EXERCISE
Would it be possible to write out each entry below exactly, without the pictures?

### GIVEN RECORDS ###

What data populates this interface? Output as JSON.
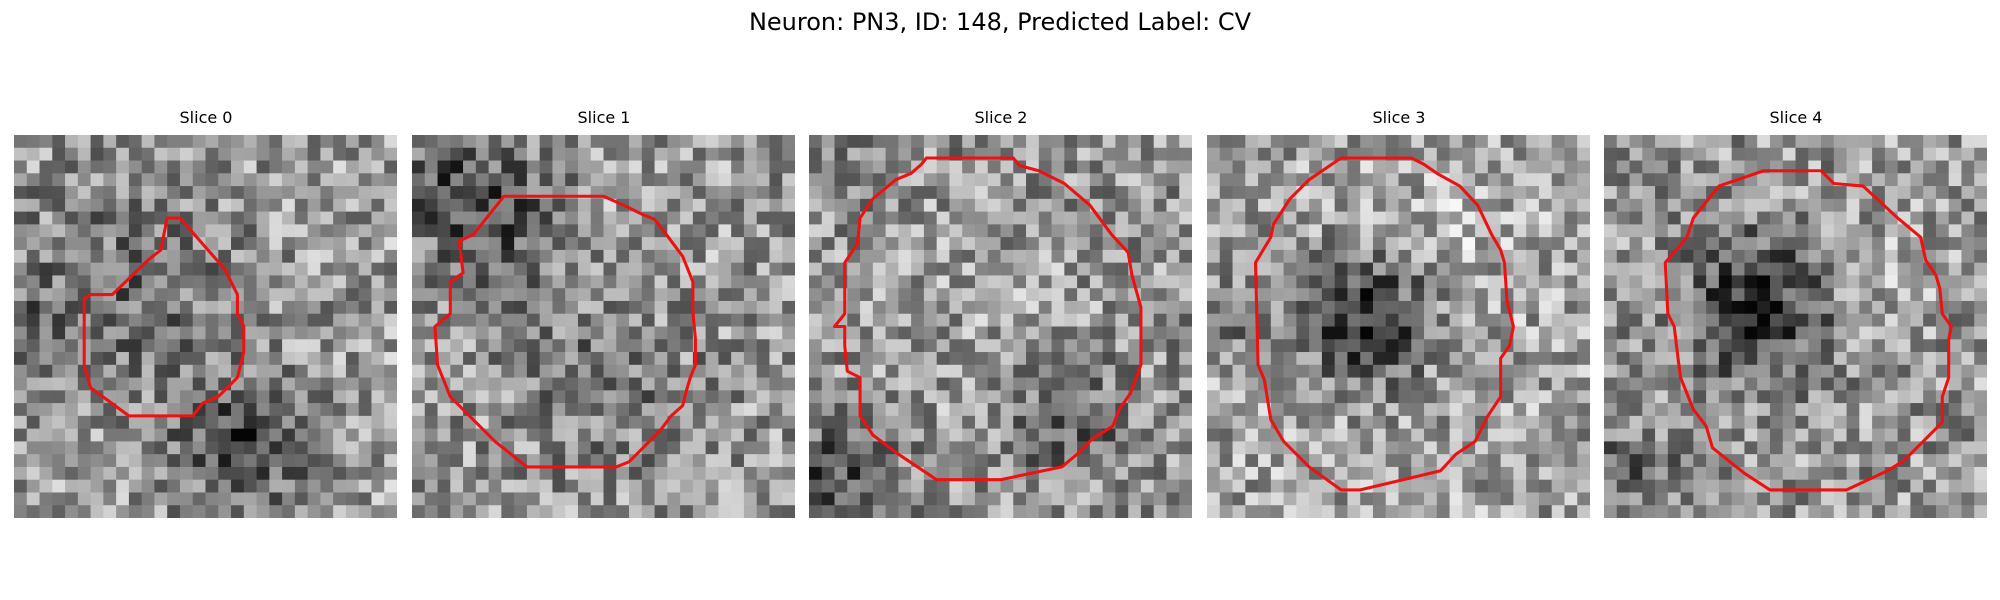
{
  "figure": {
    "title": "Neuron: PN3, ID: 148, Predicted Label: CV"
  },
  "panels": [
    {
      "title": "Slice 0"
    },
    {
      "title": "Slice 1"
    },
    {
      "title": "Slice 2"
    },
    {
      "title": "Slice 3"
    },
    {
      "title": "Slice 4"
    }
  ],
  "colors": {
    "contour": "#ee1111",
    "colormap": "gray"
  }
}
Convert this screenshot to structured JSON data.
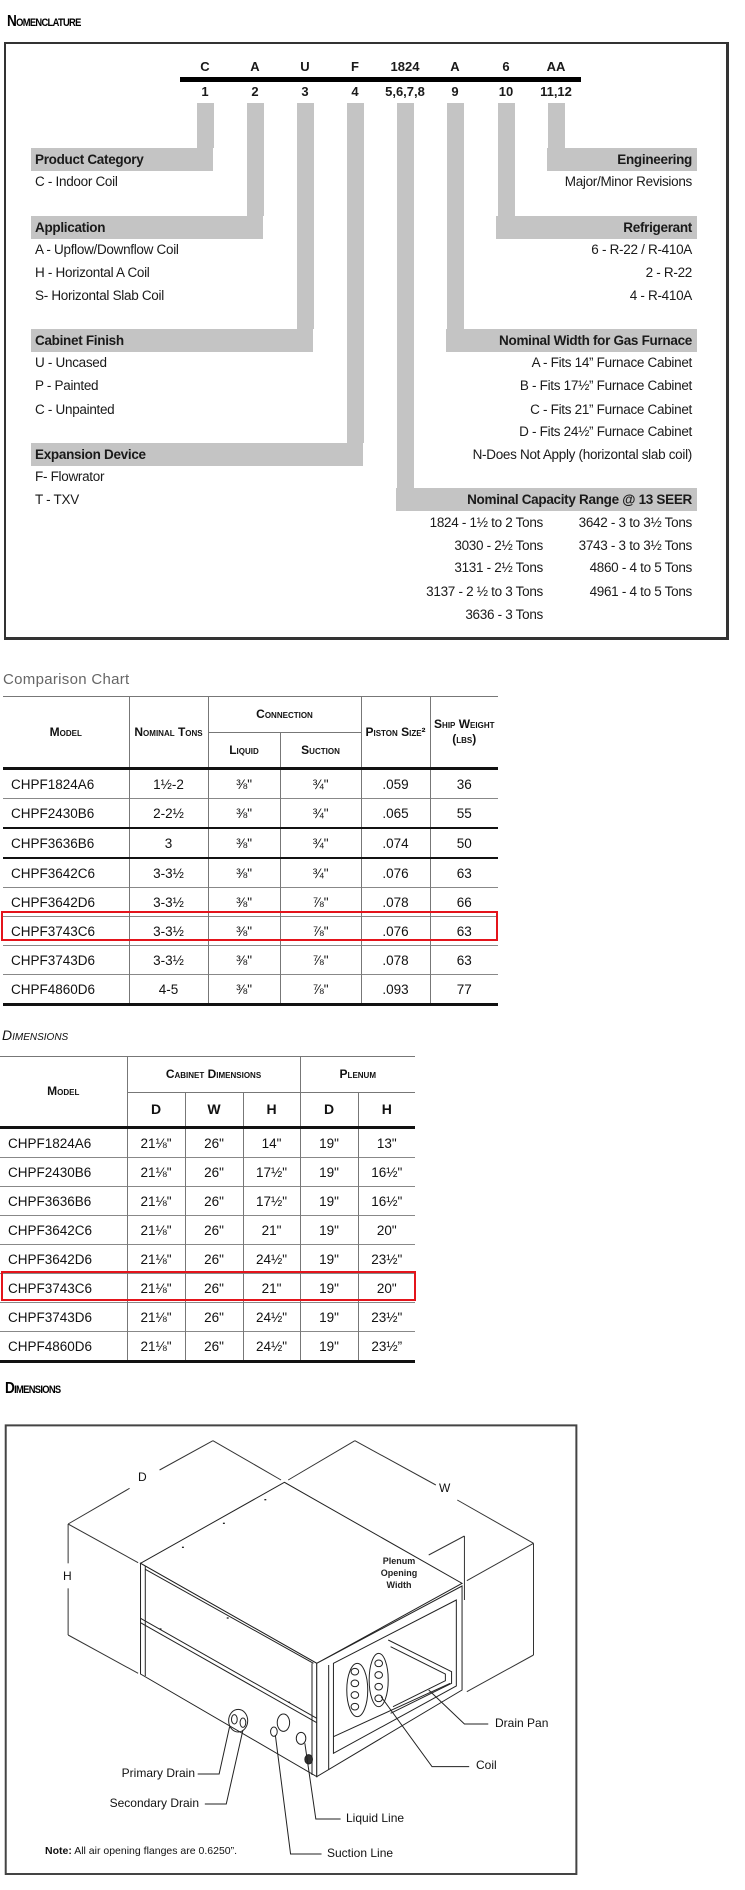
{
  "nomenclature": {
    "title": "Nomenclature",
    "code": [
      {
        "char": "C",
        "pos": "1"
      },
      {
        "char": "A",
        "pos": "2"
      },
      {
        "char": "U",
        "pos": "3"
      },
      {
        "char": "F",
        "pos": "4"
      },
      {
        "char": "1824",
        "pos": "5,6,7,8"
      },
      {
        "char": "A",
        "pos": "9"
      },
      {
        "char": "6",
        "pos": "10"
      },
      {
        "char": "AA",
        "pos": "11,12"
      }
    ],
    "sections": {
      "product_category": {
        "title": "Product Category",
        "items": [
          "C - Indoor Coil"
        ]
      },
      "application": {
        "title": "Application",
        "items": [
          "A - Upflow/Downflow Coil",
          "H - Horizontal A Coil",
          "S- Horizontal Slab Coil"
        ]
      },
      "cabinet_finish": {
        "title": "Cabinet Finish",
        "items": [
          "U - Uncased",
          "P - Painted",
          "C - Unpainted"
        ]
      },
      "expansion_device": {
        "title": "Expansion Device",
        "items": [
          "F- Flowrator",
          "T - TXV"
        ]
      },
      "engineering": {
        "title": "Engineering",
        "items": [
          "Major/Minor Revisions"
        ]
      },
      "refrigerant": {
        "title": "Refrigerant",
        "items": [
          "6 - R-22 / R-410A",
          "2 - R-22",
          "4 - R-410A"
        ]
      },
      "nominal_width": {
        "title": "Nominal Width for Gas Furnace",
        "items": [
          "A - Fits 14” Furnace Cabinet",
          "B - Fits 17½” Furnace Cabinet",
          "C - Fits 21” Furnace Cabinet",
          "D - Fits 24½” Furnace Cabinet",
          "N-Does Not Apply (horizontal slab coil)"
        ]
      },
      "capacity": {
        "title": "Nominal Capacity Range @ 13 SEER",
        "left": [
          "1824 - 1½ to 2 Tons",
          "3030 - 2½ Tons",
          "3131 - 2½ Tons",
          "3137 - 2 ½ to 3 Tons",
          "3636 - 3 Tons"
        ],
        "right": [
          "3642 - 3 to 3½ Tons",
          "3743 - 3 to 3½ Tons",
          "4860 - 4 to 5 Tons",
          "4961 - 4 to 5 Tons"
        ]
      }
    }
  },
  "comparison": {
    "title": "Comparison Chart",
    "headers": {
      "model": "Model",
      "nominal_tons": "Nominal Tons",
      "connection": "Connection",
      "liquid": "Liquid",
      "suction": "Suction",
      "piston_size": "Piston Size²",
      "ship_weight": "Ship Weight (lbs)"
    },
    "rows": [
      [
        "CHPF1824A6",
        "1½-2",
        "⅜\"",
        "¾\"",
        ".059",
        "36"
      ],
      [
        "CHPF2430B6",
        "2-2½",
        "⅜\"",
        "¾\"",
        ".065",
        "55"
      ],
      [
        "CHPF3636B6",
        "3",
        "⅜\"",
        "¾\"",
        ".074",
        "50"
      ],
      [
        "CHPF3642C6",
        "3-3½",
        "⅜\"",
        "¾\"",
        ".076",
        "63"
      ],
      [
        "CHPF3642D6",
        "3-3½",
        "⅜\"",
        "⅞\"",
        ".078",
        "66"
      ],
      [
        "CHPF3743C6",
        "3-3½",
        "⅜\"",
        "⅞\"",
        ".076",
        "63"
      ],
      [
        "CHPF3743D6",
        "3-3½",
        "⅜\"",
        "⅞\"",
        ".078",
        "63"
      ],
      [
        "CHPF4860D6",
        "4-5",
        "⅜\"",
        "⅞\"",
        ".093",
        "77"
      ]
    ],
    "highlighted_model": "CHPF3743C6",
    "highlight_color": "#e4141b"
  },
  "dimensions_table": {
    "title": "Dimensions",
    "headers": {
      "model": "Model",
      "cabinet": "Cabinet Dimensions",
      "plenum": "Plenum",
      "d": "D",
      "w": "W",
      "h": "H",
      "pd": "D",
      "ph": "H"
    },
    "rows": [
      [
        "CHPF1824A6",
        "21⅛\"",
        "26\"",
        "14\"",
        "19\"",
        "13\""
      ],
      [
        "CHPF2430B6",
        "21⅛\"",
        "26\"",
        "17½\"",
        "19\"",
        "16½\""
      ],
      [
        "CHPF3636B6",
        "21⅛\"",
        "26\"",
        "17½\"",
        "19\"",
        "16½\""
      ],
      [
        "CHPF3642C6",
        "21⅛\"",
        "26\"",
        "21\"",
        "19\"",
        "20\""
      ],
      [
        "CHPF3642D6",
        "21⅛\"",
        "26\"",
        "24½\"",
        "19\"",
        "23½\""
      ],
      [
        "CHPF3743C6",
        "21⅛\"",
        "26\"",
        "21\"",
        "19\"",
        "20\""
      ],
      [
        "CHPF3743D6",
        "21⅛\"",
        "26\"",
        "24½\"",
        "19\"",
        "23½\""
      ],
      [
        "CHPF4860D6",
        "21⅛\"",
        "26\"",
        "24½\"",
        "19\"",
        "23½”"
      ]
    ],
    "highlighted_model": "CHPF3743C6"
  },
  "diagram": {
    "title": "Dimensions",
    "labels": {
      "d": "D",
      "w": "W",
      "h": "H",
      "plenum": [
        "Plenum",
        "Opening",
        "Width"
      ],
      "drain_pan": "Drain Pan",
      "coil": "Coil",
      "primary_drain": "Primary Drain",
      "secondary_drain": "Secondary Drain",
      "liquid_line": "Liquid Line",
      "suction_line": "Suction Line",
      "note_label": "Note:",
      "note_text": "All air opening flanges are 0.6250”."
    }
  }
}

###

RESULT BELOW
What data populates this interface? Output as JSON.
{
  "figure": {
    "title": "Neuron: PN3, ID: 148, Predicted Label: CV"
  },
  "panels": [
    {
      "title": "Slice 0"
    },
    {
      "title": "Slice 1"
    },
    {
      "title": "Slice 2"
    },
    {
      "title": "Slice 3"
    },
    {
      "title": "Slice 4"
    }
  ],
  "colors": {
    "contour": "#ee1111",
    "colormap": "gray"
  }
}
Convert this screenshot to structured JSON data.
{
  "nomenclature": {
    "title": "Nomenclature",
    "code": [
      {
        "char": "C",
        "pos": "1"
      },
      {
        "char": "A",
        "pos": "2"
      },
      {
        "char": "U",
        "pos": "3"
      },
      {
        "char": "F",
        "pos": "4"
      },
      {
        "char": "1824",
        "pos": "5,6,7,8"
      },
      {
        "char": "A",
        "pos": "9"
      },
      {
        "char": "6",
        "pos": "10"
      },
      {
        "char": "AA",
        "pos": "11,12"
      }
    ],
    "sections": {
      "product_category": {
        "title": "Product Category",
        "items": [
          "C - Indoor Coil"
        ]
      },
      "application": {
        "title": "Application",
        "items": [
          "A - Upflow/Downflow Coil",
          "H - Horizontal A Coil",
          "S- Horizontal Slab Coil"
        ]
      },
      "cabinet_finish": {
        "title": "Cabinet Finish",
        "items": [
          "U - Uncased",
          "P - Painted",
          "C - Unpainted"
        ]
      },
      "expansion_device": {
        "title": "Expansion Device",
        "items": [
          "F- Flowrator",
          "T - TXV"
        ]
      },
      "engineering": {
        "title": "Engineering",
        "items": [
          "Major/Minor Revisions"
        ]
      },
      "refrigerant": {
        "title": "Refrigerant",
        "items": [
          "6 - R-22 / R-410A",
          "2 - R-22",
          "4 - R-410A"
        ]
      },
      "nominal_width": {
        "title": "Nominal Width for Gas Furnace",
        "items": [
          "A - Fits 14” Furnace Cabinet",
          "B - Fits 17½” Furnace Cabinet",
          "C - Fits 21” Furnace Cabinet",
          "D - Fits 24½” Furnace Cabinet",
          "N-Does Not Apply (horizontal slab coil)"
        ]
      },
      "capacity": {
        "title": "Nominal Capacity Range @ 13 SEER",
        "left": [
          "1824 - 1½ to 2 Tons",
          "3030 - 2½ Tons",
          "3131 - 2½ Tons",
          "3137 - 2 ½ to 3 Tons",
          "3636 - 3 Tons"
        ],
        "right": [
          "3642 - 3 to 3½ Tons",
          "3743 - 3 to 3½ Tons",
          "4860 - 4 to 5 Tons",
          "4961 - 4 to 5 Tons"
        ]
      }
    }
  },
  "comparison": {
    "title": "Comparison Chart",
    "headers": {
      "model": "Model",
      "nominal_tons": "Nominal Tons",
      "connection": "Connection",
      "liquid": "Liquid",
      "suction": "Suction",
      "piston_size": "Piston Size²",
      "ship_weight": "Ship Weight (lbs)"
    },
    "rows": [
      [
        "CHPF1824A6",
        "1½-2",
        "⅜\"",
        "¾\"",
        ".059",
        "36"
      ],
      [
        "CHPF2430B6",
        "2-2½",
        "⅜\"",
        "¾\"",
        ".065",
        "55"
      ],
      [
        "CHPF3636B6",
        "3",
        "⅜\"",
        "¾\"",
        ".074",
        "50"
      ],
      [
        "CHPF3642C6",
        "3-3½",
        "⅜\"",
        "¾\"",
        ".076",
        "63"
      ],
      [
        "CHPF3642D6",
        "3-3½",
        "⅜\"",
        "⅞\"",
        ".078",
        "66"
      ],
      [
        "CHPF3743C6",
        "3-3½",
        "⅜\"",
        "⅞\"",
        ".076",
        "63"
      ],
      [
        "CHPF3743D6",
        "3-3½",
        "⅜\"",
        "⅞\"",
        ".078",
        "63"
      ],
      [
        "CHPF4860D6",
        "4-5",
        "⅜\"",
        "⅞\"",
        ".093",
        "77"
      ]
    ],
    "highlighted_model": "CHPF3743C6",
    "highlight_color": "#e4141b"
  },
  "dimensions_table": {
    "title": "Dimensions",
    "headers": {
      "model": "Model",
      "cabinet": "Cabinet Dimensions",
      "plenum": "Plenum",
      "d": "D",
      "w": "W",
      "h": "H",
      "pd": "D",
      "ph": "H"
    },
    "rows": [
      [
        "CHPF1824A6",
        "21⅛\"",
        "26\"",
        "14\"",
        "19\"",
        "13\""
      ],
      [
        "CHPF2430B6",
        "21⅛\"",
        "26\"",
        "17½\"",
        "19\"",
        "16½\""
      ],
      [
        "CHPF3636B6",
        "21⅛\"",
        "26\"",
        "17½\"",
        "19\"",
        "16½\""
      ],
      [
        "CHPF3642C6",
        "21⅛\"",
        "26\"",
        "21\"",
        "19\"",
        "20\""
      ],
      [
        "CHPF3642D6",
        "21⅛\"",
        "26\"",
        "24½\"",
        "19\"",
        "23½\""
      ],
      [
        "CHPF3743C6",
        "21⅛\"",
        "26\"",
        "21\"",
        "19\"",
        "20\""
      ],
      [
        "CHPF3743D6",
        "21⅛\"",
        "26\"",
        "24½\"",
        "19\"",
        "23½\""
      ],
      [
        "CHPF4860D6",
        "21⅛\"",
        "26\"",
        "24½\"",
        "19\"",
        "23½”"
      ]
    ],
    "highlighted_model": "CHPF3743C6"
  },
  "diagram": {
    "title": "Dimensions",
    "labels": {
      "d": "D",
      "w": "W",
      "h": "H",
      "plenum": [
        "Plenum",
        "Opening",
        "Width"
      ],
      "drain_pan": "Drain Pan",
      "coil": "Coil",
      "primary_drain": "Primary Drain",
      "secondary_drain": "Secondary Drain",
      "liquid_line": "Liquid Line",
      "suction_line": "Suction Line",
      "note_label": "Note:",
      "note_text": "All air opening flanges are 0.6250”."
    }
  }
}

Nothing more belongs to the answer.